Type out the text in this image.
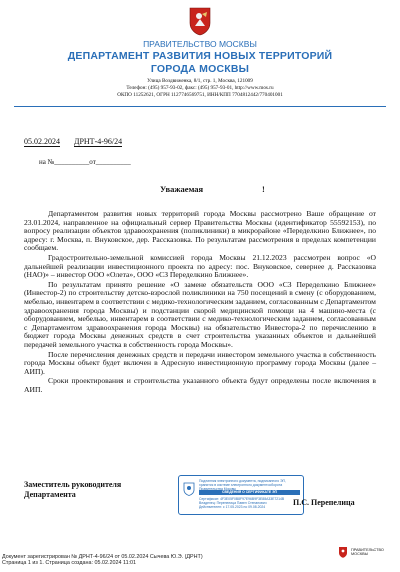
ПРАВИТЕЛЬСТВО МОСКВЫ
ДЕПАРТАМЕНТ РАЗВИТИЯ НОВЫХ ТЕРРИТОРИЙ
ГОРОДА МОСКВЫ
Улица Воздвиженка, 8/1, стр. 1, Москва, 121009
Телефон: (495) 957-93-02, факс: (495) 957-93-01, http://www.mos.ru
ОКПО 11252621, ОГРН 1127746569751, ИНН/КПП 7704812442/770401001
05.02.2024 ДРНТ-4-96/24
на №__________от__________
Уважаемая	!

Департаментом развития новых территорий города Москвы рассмотрено Ваше обращение от 23.01.2024, направленное на официальный сервер Правительства Москвы (идентификатор 55592153), по вопросу реализации объектов здравоохранения (поликлиники) в микрорайоне «Переделкино Ближнее», по адресу: г. Москва, п. Внуковское, дер. Рассказовка. По результатам рассмотрения в пределах компетенции сообщаем.

Градостроительно-земельной комиссией города Москвы 21.12.2023 рассмотрен вопрос «О дальнейшей реализации инвестиционного проекта по адресу: пос. Внуковское, севернее д. Рассказовка (НАО)» – инвестор ООО «Олета», ООО «СЗ Переделкино Ближнее».

По результатам принято решение «О замене обязательств ООО «СЗ Переделкино Ближнее» (Инвестор-2) по строительству детско-взрослой поликлиники на 750 посещений в смену (с оборудованием, мебелью, инвентарем в соответствии с медико-технологическим заданием, согласованным с Департаментом здравоохранения города Москвы) и подстанции скорой медицинской помощи на 4 машино-места (с оборудованием, мебелью, инвентарем в соответствии с медико-технологическим заданием, согласованным с Департаментом здравоохранения города Москвы) на обязательство Инвестора-2 по перечислению в бюджет города Москвы денежных средств в счет строительства указанных объектов и дальнейшей передачей земельного участка в собственность города Москвы».

После перечисления денежных средств и передачи инвестором земельного участка в собственность города Москвы объект будет включен в Адресную инвестиционную программу города Москвы (далее – АИП).

Сроки проектирования и строительства указанного объекта будут определены после включения в АИП.

Заместитель руководителя
Департамента
Подлинник электронного документа, подписанного ЭП, хранится в системе электронного документооборота
СВЕДЕНИЯ О СЕРТИФИКАТЕ ЭП
Сертификат: 4F3E05F0B8F97E96B9F3E88A33E7214B
Владелец: Перепелица Павел Степанович
Действителен: с 17.05.2023 по 09.08.2024
П.С. Перепелица
Документ зарегистрирован № ДРНТ-4-96/24 от 05.02.2024 Сычева Ю.Э. (ДРНТ)
Страница 1 из 1. Страница создана: 05.02.2024 11:01
ПРАВИТЕЛЬСТВО
МОСКВЫ
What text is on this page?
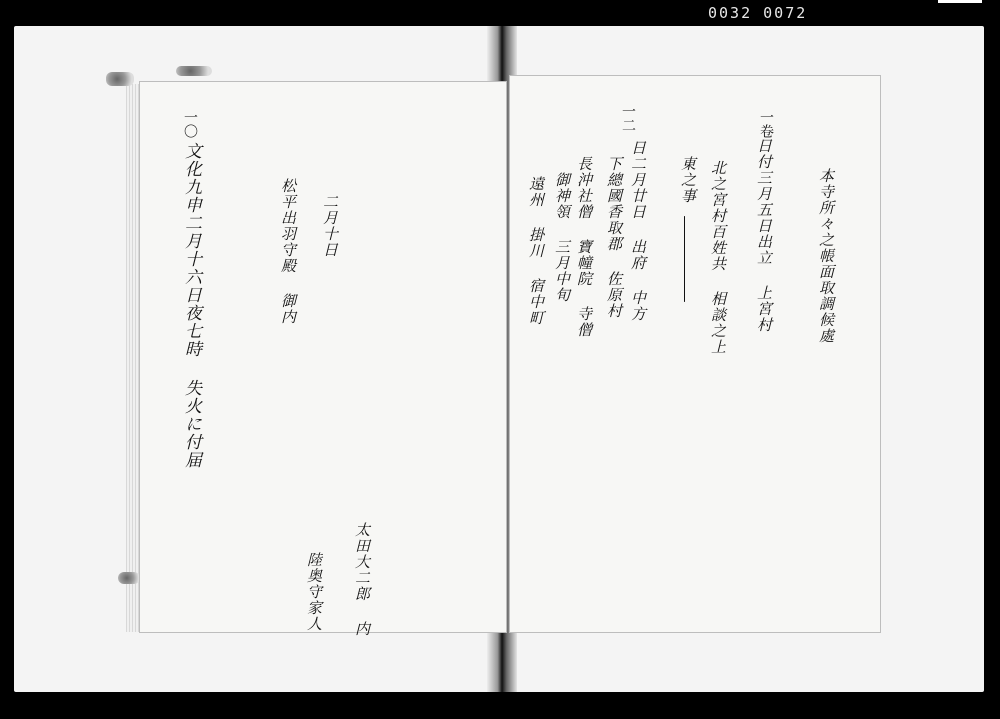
0032 0072
一〇
文化九申二月十六日夜七時 失火に付届	松平出羽守殿 御内 二月十日
太田大二郎 内
陸奥守家人
一二	一卷
本寺所々之帳面取調候處
日付三月五日出立 上宮村
北之宮村百姓共 相談之上
東之事
日二月廿日 出府 中方
下總國香取郡 佐原村
長沖社僧 寶幢院 寺僧
御神領 三月中旬
遠州 掛川 宿中町
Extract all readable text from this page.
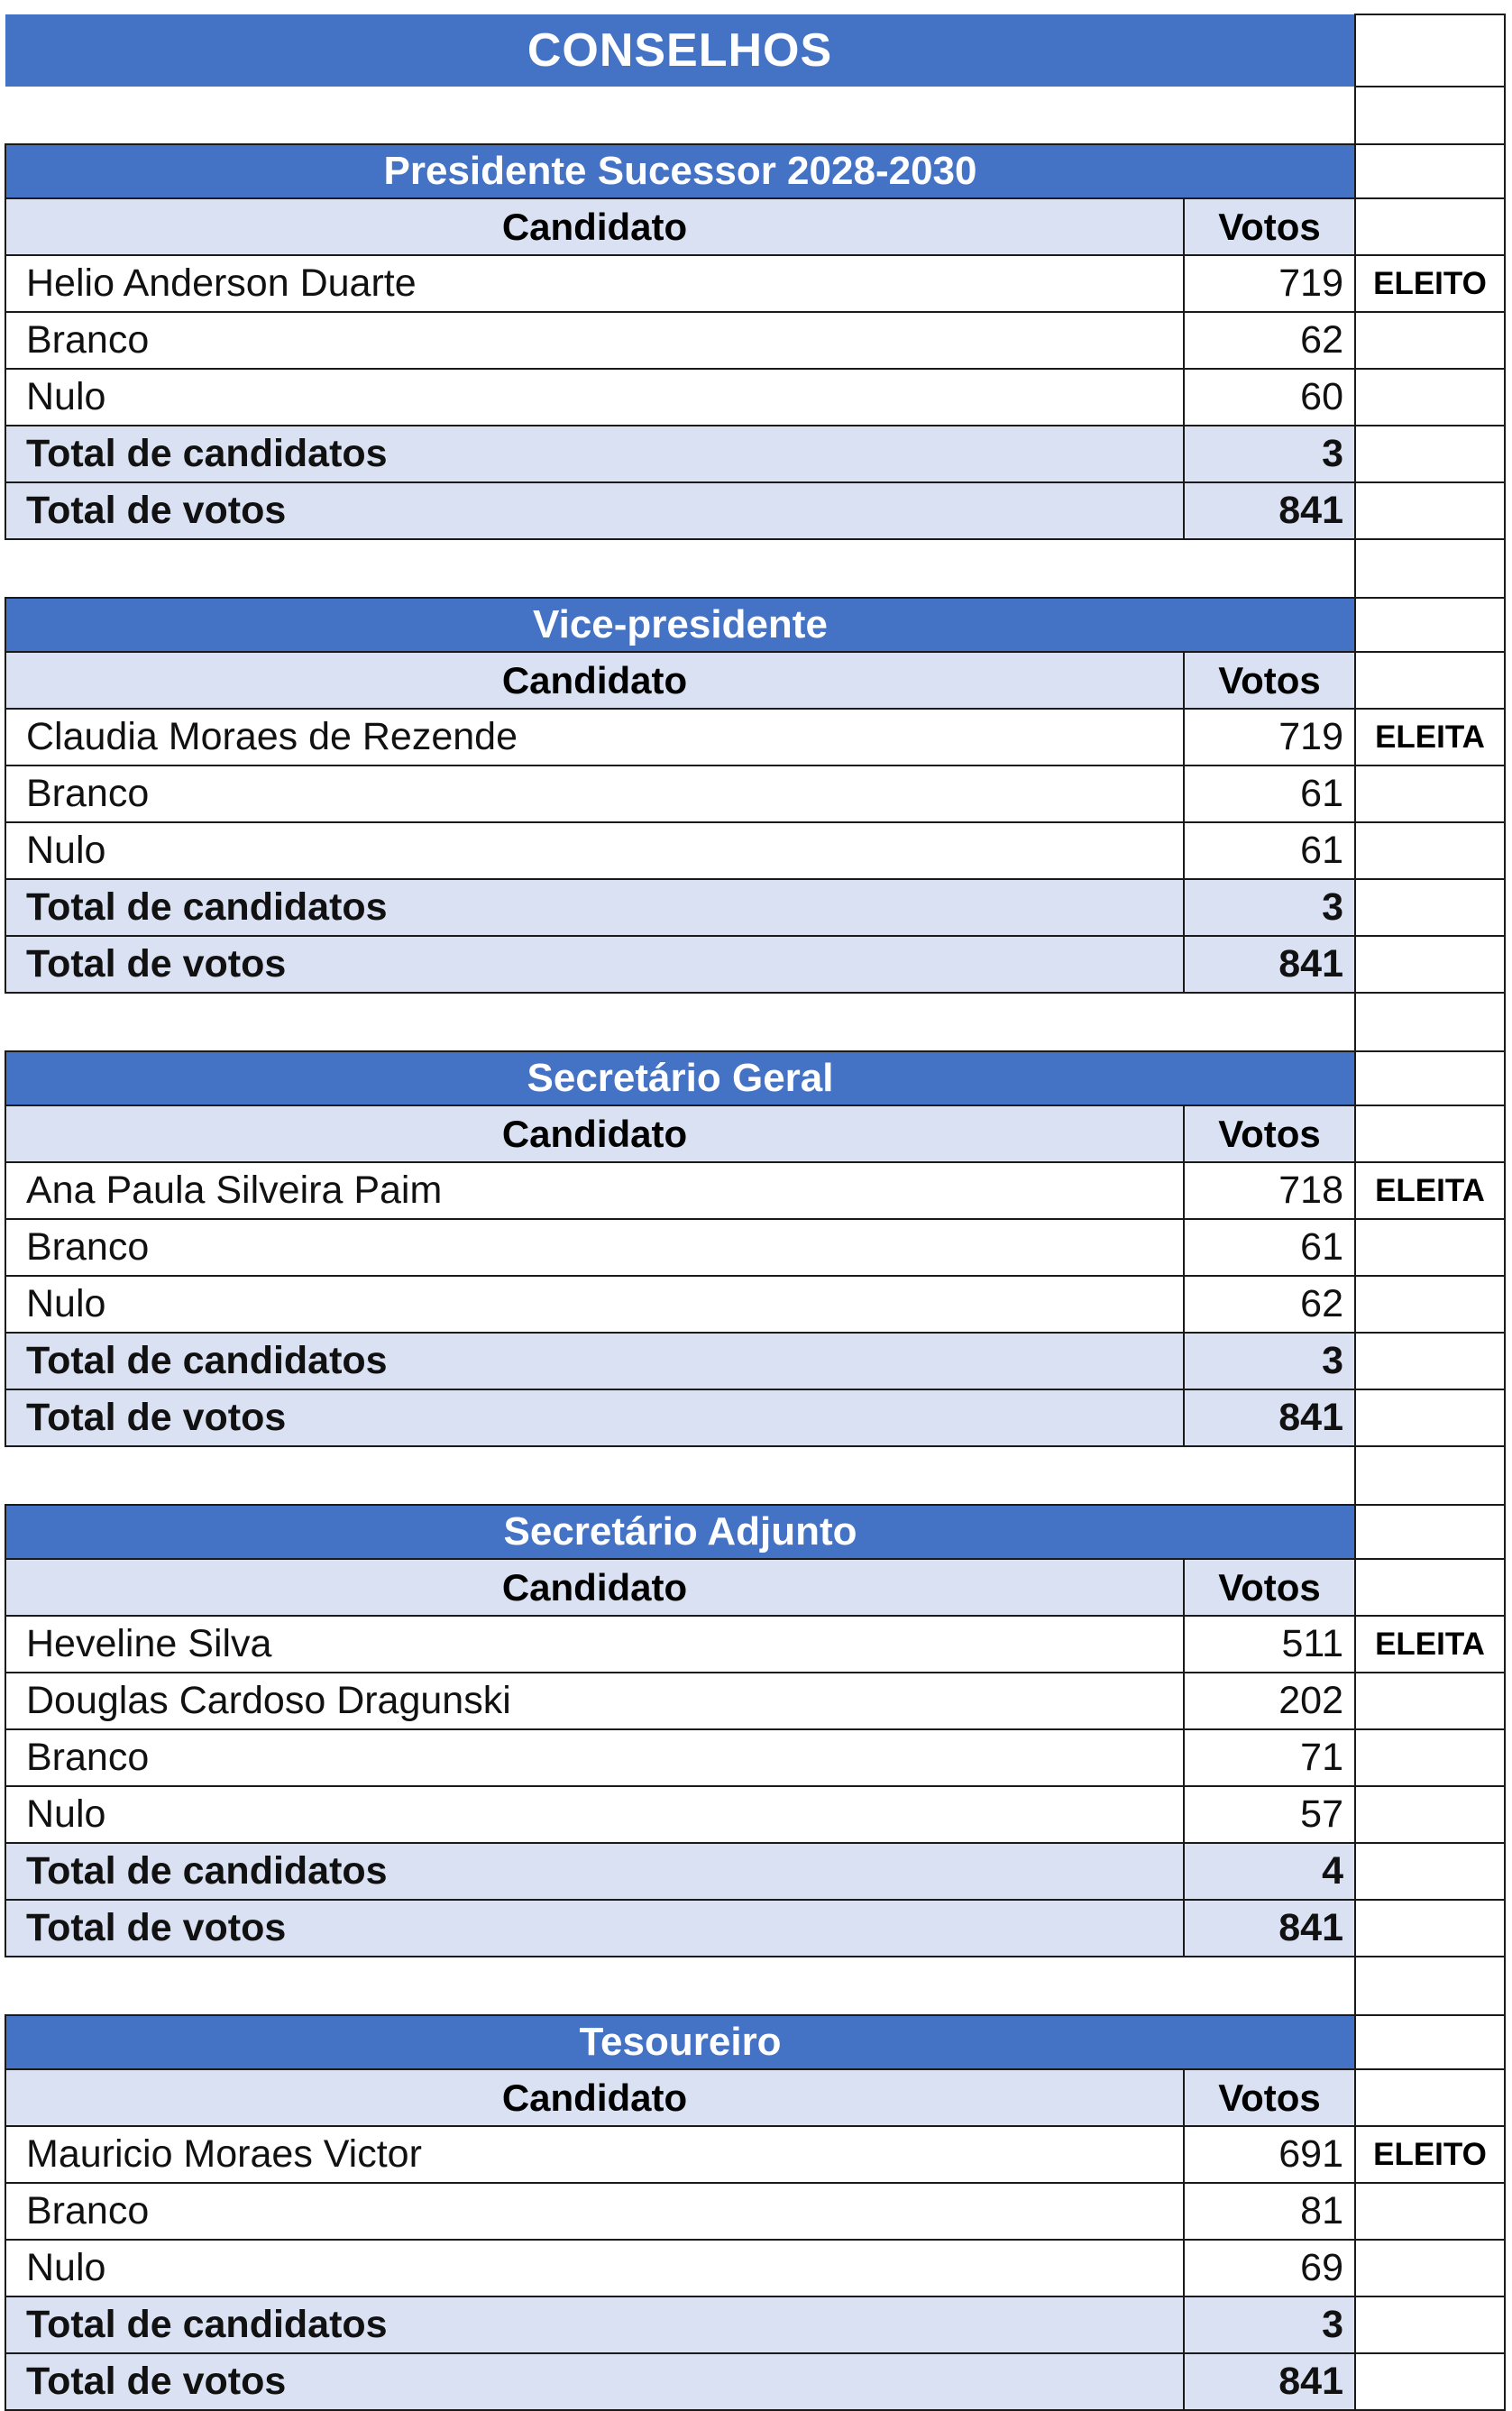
CONSELHOS		

Presidente Sucessor 2028-2030		
Candidato	Votos	
Helio Anderson Duarte	719	ELEITO
Branco	62	
Nulo	60	
Total de candidatos	3	
Total de votos	841	

Vice-presidente		
Candidato	Votos	
Claudia Moraes de Rezende	719	ELEITA
Branco	61	
Nulo	61	
Total de candidatos	3	
Total de votos	841	

Secretário Geral		
Candidato	Votos	
Ana Paula Silveira Paim	718	ELEITA
Branco	61	
Nulo	62	
Total de candidatos	3	
Total de votos	841	

Secretário Adjunto		
Candidato	Votos	
Heveline Silva	511	ELEITA
Douglas Cardoso Dragunski	202	
Branco	71	
Nulo	57	
Total de candidatos	4	
Total de votos	841	

Tesoureiro		
Candidato	Votos	
Mauricio Moraes Victor	691	ELEITO
Branco	81	
Nulo	69	
Total de candidatos	3	
Total de votos	841	
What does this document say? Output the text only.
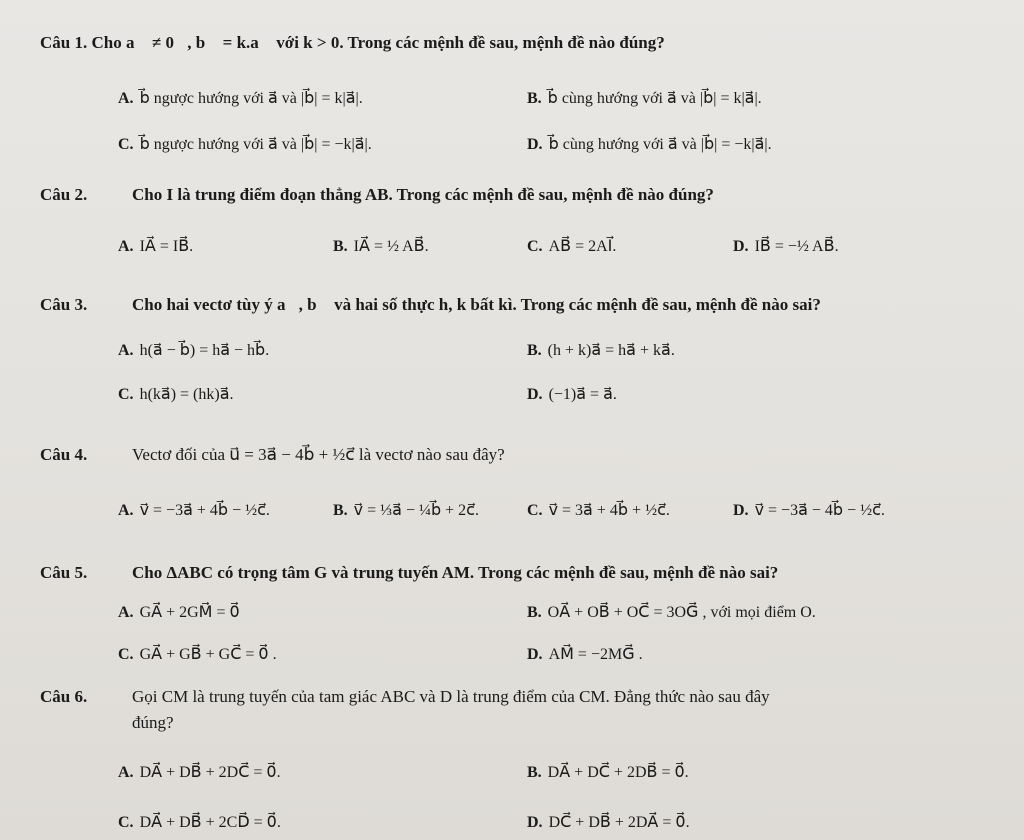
Câu 1. Cho a⃗ ≠ 0⃗, b⃗ = k.a⃗ với k > 0. Trong các mệnh đề sau, mệnh đề nào đúng?
A. b⃗ ngược hướng với a⃗ và |b⃗| = k|a⃗|.	B. b⃗ cùng hướng với a⃗ và |b⃗| = k|a⃗|.
C. b⃗ ngược hướng với a⃗ và |b⃗| = −k|a⃗|.	D. b⃗ cùng hướng với a⃗ và |b⃗| = −k|a⃗|.
Câu 2.	Cho I là trung điểm đoạn thẳng AB. Trong các mệnh đề sau, mệnh đề nào đúng?
A. IA⃗ = IB⃗.	B. IA⃗ = ½ AB⃗.	C. AB⃗ = 2AI⃗.	D. IB⃗ = −½ AB⃗.
Câu 3.	Cho hai vectơ tùy ý a⃗, b⃗ và hai số thực h, k bất kì. Trong các mệnh đề sau, mệnh đề nào sai?
A. h(a⃗ − b⃗) = ha⃗ − hb⃗.	B. (h + k)a⃗ = ha⃗ + ka⃗.
C. h(ka⃗) = (hk)a⃗.	D. (−1)a⃗ = a⃗.
Câu 4.	Vectơ đối của u⃗ = 3a⃗ − 4b⃗ + ½c⃗ là vectơ nào sau đây?
A. v⃗ = −3a⃗ + 4b⃗ − ½c⃗.	B. v⃗ = ⅓a⃗ − ¼b⃗ + 2c⃗.	C. v⃗ = 3a⃗ + 4b⃗ + ½c⃗.	D. v⃗ = −3a⃗ − 4b⃗ − ½c⃗.
Câu 5.	Cho ΔABC có trọng tâm G và trung tuyến AM. Trong các mệnh đề sau, mệnh đề nào sai?
A. GA⃗ + 2GM⃗ = 0⃗	B. OA⃗ + OB⃗ + OC⃗ = 3OG⃗ , với mọi điểm O.
C. GA⃗ + GB⃗ + GC⃗ = 0⃗ .	D. AM⃗ = −2MG⃗ .
Câu 6.	Gọi CM là trung tuyến của tam giác ABC và D là trung điểm của CM. Đẳng thức nào sau đây
đúng?
A. DA⃗ + DB⃗ + 2DC⃗ = 0⃗.	B. DA⃗ + DC⃗ + 2DB⃗ = 0⃗.
C. DA⃗ + DB⃗ + 2CD⃗ = 0⃗.	D. DC⃗ + DB⃗ + 2DA⃗ = 0⃗.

==*==

__Set exercise__
Would you mind returning each entry above word for word, skipping the images?

__Written reply__
Type out the text in this image.
ПРАВИТЕЛЬСТВО МОСКВЫ
ДЕПАРТАМЕНТ РАЗВИТИЯ НОВЫХ ТЕРРИТОРИЙ
ГОРОДА МОСКВЫ
Улица Воздвиженка, 8/1, стр. 1, Москва, 121009
Телефон: (495) 957-93-02, факс: (495) 957-93-01, http://www.mos.ru
ОКПО 11252621, ОГРН 1127746569751, ИНН/КПП 7704812442/770401001
05.02.2024 ДРНТ-4-96/24
на №__________от__________
Уважаемая	!

Департаментом развития новых территорий города Москвы рассмотрено Ваше обращение от 23.01.2024, направленное на официальный сервер Правительства Москвы (идентификатор 55592153), по вопросу реализации объектов здравоохранения (поликлиники) в микрорайоне «Переделкино Ближнее», по адресу: г. Москва, п. Внуковское, дер. Рассказовка. По результатам рассмотрения в пределах компетенции сообщаем.

Градостроительно-земельной комиссией города Москвы 21.12.2023 рассмотрен вопрос «О дальнейшей реализации инвестиционного проекта по адресу: пос. Внуковское, севернее д. Рассказовка (НАО)» – инвестор ООО «Олета», ООО «СЗ Переделкино Ближнее».

По результатам принято решение «О замене обязательств ООО «СЗ Переделкино Ближнее» (Инвестор-2) по строительству детско-взрослой поликлиники на 750 посещений в смену (с оборудованием, мебелью, инвентарем в соответствии с медико-технологическим заданием, согласованным с Департаментом здравоохранения города Москвы) и подстанции скорой медицинской помощи на 4 машино-места (с оборудованием, мебелью, инвентарем в соответствии с медико-технологическим заданием, согласованным с Департаментом здравоохранения города Москвы) на обязательство Инвестора-2 по перечислению в бюджет города Москвы денежных средств в счет строительства указанных объектов и дальнейшей передачей земельного участка в собственность города Москвы».

После перечисления денежных средств и передачи инвестором земельного участка в собственность города Москвы объект будет включен в Адресную инвестиционную программу города Москвы (далее – АИП).

Сроки проектирования и строительства указанного объекта будут определены после включения в АИП.

Заместитель руководителя
Департамента
Подлинник электронного документа, подписанного ЭП, хранится в системе электронного документооборота
СВЕДЕНИЯ О СЕРТИФИКАТЕ ЭП
Сертификат: 4F3E05F0B8F97E96B9F3E88A33E7214B
Владелец: Перепелица Павел Степанович
Действителен: с 17.05.2023 по 09.08.2024
П.С. Перепелица
Документ зарегистрирован № ДРНТ-4-96/24 от 05.02.2024 Сычева Ю.Э. (ДРНТ)
Страница 1 из 1. Страница создана: 05.02.2024 11:01
ПРАВИТЕЛЬСТВО
МОСКВЫ
What text is on this page?
0032 0072
一〇
文化九申二月十六日夜七時 失火に付届	松平出羽守殿 御内 二月十日
太田大二郎 内
陸奥守家人
一二	一卷
本寺所々之帳面取調候處
日付三月五日出立 上宮村
北之宮村百姓共 相談之上
東之事
日二月廿日 出府 中方
下總國香取郡 佐原村
長沖社僧 寶幢院 寺僧
御神領 三月中旬
遠州 掛川 宿中町
Extract all readable text from this page.
CONSELHOS		

Presidente Sucessor 2028-2030		
Candidato	Votos	
Helio Anderson Duarte	719	ELEITO
Branco	62	
Nulo	60	
Total de candidatos	3	
Total de votos	841	

Vice-presidente		
Candidato	Votos	
Claudia Moraes de Rezende	719	ELEITA
Branco	61	
Nulo	61	
Total de candidatos	3	
Total de votos	841	

Secretário Geral		
Candidato	Votos	
Ana Paula Silveira Paim	718	ELEITA
Branco	61	
Nulo	62	
Total de candidatos	3	
Total de votos	841	

Secretário Adjunto		
Candidato	Votos	
Heveline Silva	511	ELEITA
Douglas Cardoso Dragunski	202	
Branco	71	
Nulo	57	
Total de candidatos	4	
Total de votos	841	

Tesoureiro		
Candidato	Votos	
Mauricio Moraes Victor	691	ELEITO
Branco	81	
Nulo	69	
Total de candidatos	3	
Total de votos	841	
What does this document say? Output the text only.
Câu 1. Cho a⃗ ≠ 0⃗, b⃗ = k.a⃗ với k > 0. Trong các mệnh đề sau, mệnh đề nào đúng?
A. b⃗ ngược hướng với a⃗ và |b⃗| = k|a⃗|.	B. b⃗ cùng hướng với a⃗ và |b⃗| = k|a⃗|.
C. b⃗ ngược hướng với a⃗ và |b⃗| = −k|a⃗|.	D. b⃗ cùng hướng với a⃗ và |b⃗| = −k|a⃗|.
Câu 2.	Cho I là trung điểm đoạn thẳng AB. Trong các mệnh đề sau, mệnh đề nào đúng?
A. IA⃗ = IB⃗.	B. IA⃗ = ½ AB⃗.	C. AB⃗ = 2AI⃗.	D. IB⃗ = −½ AB⃗.
Câu 3.	Cho hai vectơ tùy ý a⃗, b⃗ và hai số thực h, k bất kì. Trong các mệnh đề sau, mệnh đề nào sai?
A. h(a⃗ − b⃗) = ha⃗ − hb⃗.	B. (h + k)a⃗ = ha⃗ + ka⃗.
C. h(ka⃗) = (hk)a⃗.	D. (−1)a⃗ = a⃗.
Câu 4.	Vectơ đối của u⃗ = 3a⃗ − 4b⃗ + ½c⃗ là vectơ nào sau đây?
A. v⃗ = −3a⃗ + 4b⃗ − ½c⃗.	B. v⃗ = ⅓a⃗ − ¼b⃗ + 2c⃗.	C. v⃗ = 3a⃗ + 4b⃗ + ½c⃗.	D. v⃗ = −3a⃗ − 4b⃗ − ½c⃗.
Câu 5.	Cho ΔABC có trọng tâm G và trung tuyến AM. Trong các mệnh đề sau, mệnh đề nào sai?
A. GA⃗ + 2GM⃗ = 0⃗	B. OA⃗ + OB⃗ + OC⃗ = 3OG⃗ , với mọi điểm O.
C. GA⃗ + GB⃗ + GC⃗ = 0⃗ .	D. AM⃗ = −2MG⃗ .
Câu 6.	Gọi CM là trung tuyến của tam giác ABC và D là trung điểm của CM. Đẳng thức nào sau đây
đúng?
A. DA⃗ + DB⃗ + 2DC⃗ = 0⃗.	B. DA⃗ + DC⃗ + 2DB⃗ = 0⃗.
C. DA⃗ + DB⃗ + 2CD⃗ = 0⃗.	D. DC⃗ + DB⃗ + 2DA⃗ = 0⃗.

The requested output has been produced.